>>

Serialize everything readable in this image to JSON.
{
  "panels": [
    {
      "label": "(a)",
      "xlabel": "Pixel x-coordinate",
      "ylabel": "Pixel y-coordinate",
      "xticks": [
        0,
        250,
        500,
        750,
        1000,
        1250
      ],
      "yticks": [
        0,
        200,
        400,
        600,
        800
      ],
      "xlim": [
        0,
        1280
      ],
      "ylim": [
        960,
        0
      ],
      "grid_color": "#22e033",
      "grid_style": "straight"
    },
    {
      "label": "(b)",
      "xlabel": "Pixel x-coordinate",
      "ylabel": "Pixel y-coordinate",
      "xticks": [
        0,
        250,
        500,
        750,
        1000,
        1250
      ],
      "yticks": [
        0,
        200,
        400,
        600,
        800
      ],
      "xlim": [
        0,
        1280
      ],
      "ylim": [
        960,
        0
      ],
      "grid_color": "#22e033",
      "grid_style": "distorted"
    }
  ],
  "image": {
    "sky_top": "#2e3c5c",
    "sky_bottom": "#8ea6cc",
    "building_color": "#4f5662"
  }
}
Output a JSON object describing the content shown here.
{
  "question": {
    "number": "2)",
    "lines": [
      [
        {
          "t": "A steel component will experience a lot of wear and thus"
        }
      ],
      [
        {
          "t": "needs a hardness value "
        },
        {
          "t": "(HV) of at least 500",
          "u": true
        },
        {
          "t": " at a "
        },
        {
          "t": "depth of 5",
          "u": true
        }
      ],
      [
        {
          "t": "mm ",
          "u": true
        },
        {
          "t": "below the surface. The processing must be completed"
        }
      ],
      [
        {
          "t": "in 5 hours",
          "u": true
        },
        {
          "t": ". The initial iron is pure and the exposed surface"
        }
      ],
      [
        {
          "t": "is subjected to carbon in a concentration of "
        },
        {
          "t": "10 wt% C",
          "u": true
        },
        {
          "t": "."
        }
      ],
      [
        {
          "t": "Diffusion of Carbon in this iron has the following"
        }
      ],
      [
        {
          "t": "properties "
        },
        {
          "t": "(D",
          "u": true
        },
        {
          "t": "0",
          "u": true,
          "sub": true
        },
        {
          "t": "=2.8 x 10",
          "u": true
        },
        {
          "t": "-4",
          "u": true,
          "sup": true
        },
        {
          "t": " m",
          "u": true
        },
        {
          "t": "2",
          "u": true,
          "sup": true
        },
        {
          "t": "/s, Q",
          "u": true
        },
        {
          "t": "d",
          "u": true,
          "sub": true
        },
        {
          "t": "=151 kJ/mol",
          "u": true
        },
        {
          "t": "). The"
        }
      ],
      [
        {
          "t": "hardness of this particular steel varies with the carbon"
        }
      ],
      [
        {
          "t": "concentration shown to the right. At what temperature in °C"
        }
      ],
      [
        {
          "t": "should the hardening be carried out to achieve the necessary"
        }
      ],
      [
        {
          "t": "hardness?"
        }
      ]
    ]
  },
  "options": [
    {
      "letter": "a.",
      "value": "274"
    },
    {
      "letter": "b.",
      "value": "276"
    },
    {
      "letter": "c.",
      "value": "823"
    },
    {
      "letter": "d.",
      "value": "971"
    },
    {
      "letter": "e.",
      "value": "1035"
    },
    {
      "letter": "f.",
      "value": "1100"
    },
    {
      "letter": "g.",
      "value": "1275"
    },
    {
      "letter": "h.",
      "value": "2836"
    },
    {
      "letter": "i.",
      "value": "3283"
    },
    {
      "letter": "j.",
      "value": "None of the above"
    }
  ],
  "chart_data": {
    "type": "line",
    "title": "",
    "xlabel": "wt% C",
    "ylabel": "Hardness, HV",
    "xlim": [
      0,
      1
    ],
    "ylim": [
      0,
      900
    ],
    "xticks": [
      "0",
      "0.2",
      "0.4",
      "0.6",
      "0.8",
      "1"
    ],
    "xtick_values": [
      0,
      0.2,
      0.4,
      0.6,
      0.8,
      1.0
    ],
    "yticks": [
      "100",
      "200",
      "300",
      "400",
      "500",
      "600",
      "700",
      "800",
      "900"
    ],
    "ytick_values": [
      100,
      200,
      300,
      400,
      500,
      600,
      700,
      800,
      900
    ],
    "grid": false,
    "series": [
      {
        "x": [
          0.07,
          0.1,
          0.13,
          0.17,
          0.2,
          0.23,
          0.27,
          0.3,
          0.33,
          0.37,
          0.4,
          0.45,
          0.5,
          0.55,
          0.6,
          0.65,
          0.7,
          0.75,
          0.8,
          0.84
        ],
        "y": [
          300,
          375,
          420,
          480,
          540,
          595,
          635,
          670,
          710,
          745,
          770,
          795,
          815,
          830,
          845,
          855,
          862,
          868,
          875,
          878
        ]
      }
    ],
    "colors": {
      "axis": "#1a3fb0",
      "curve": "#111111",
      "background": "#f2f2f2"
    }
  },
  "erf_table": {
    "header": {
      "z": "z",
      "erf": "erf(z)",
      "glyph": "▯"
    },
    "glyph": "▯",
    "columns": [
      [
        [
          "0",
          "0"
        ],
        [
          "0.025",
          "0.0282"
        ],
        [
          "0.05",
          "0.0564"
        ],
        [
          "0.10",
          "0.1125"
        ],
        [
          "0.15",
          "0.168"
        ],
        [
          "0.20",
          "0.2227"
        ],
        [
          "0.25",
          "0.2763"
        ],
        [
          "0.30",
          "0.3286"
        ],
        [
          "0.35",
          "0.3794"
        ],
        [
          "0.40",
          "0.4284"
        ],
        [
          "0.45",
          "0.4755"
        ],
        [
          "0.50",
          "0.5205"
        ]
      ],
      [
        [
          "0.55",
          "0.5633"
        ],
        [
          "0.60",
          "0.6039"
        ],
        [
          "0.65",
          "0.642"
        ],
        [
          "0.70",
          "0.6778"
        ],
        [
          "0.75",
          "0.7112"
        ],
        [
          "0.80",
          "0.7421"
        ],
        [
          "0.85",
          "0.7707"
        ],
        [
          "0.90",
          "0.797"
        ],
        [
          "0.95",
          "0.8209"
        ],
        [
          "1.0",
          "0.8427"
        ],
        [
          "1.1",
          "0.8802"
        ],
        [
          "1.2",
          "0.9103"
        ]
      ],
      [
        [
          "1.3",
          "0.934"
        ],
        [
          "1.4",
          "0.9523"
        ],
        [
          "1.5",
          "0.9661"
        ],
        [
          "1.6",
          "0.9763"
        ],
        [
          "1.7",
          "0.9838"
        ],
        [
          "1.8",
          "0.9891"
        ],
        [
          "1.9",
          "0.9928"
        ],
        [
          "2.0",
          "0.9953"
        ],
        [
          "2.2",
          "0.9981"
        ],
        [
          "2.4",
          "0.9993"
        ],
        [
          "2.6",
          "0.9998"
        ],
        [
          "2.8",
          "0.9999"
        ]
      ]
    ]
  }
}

<<

**WHAT IS EXPECTED:** Only lines with the word "JSON" should be collected from the material.

**TASK RESPONSE:**
Serialize everything readable in this image to JSON.
Output a JSON object describing the content shown here.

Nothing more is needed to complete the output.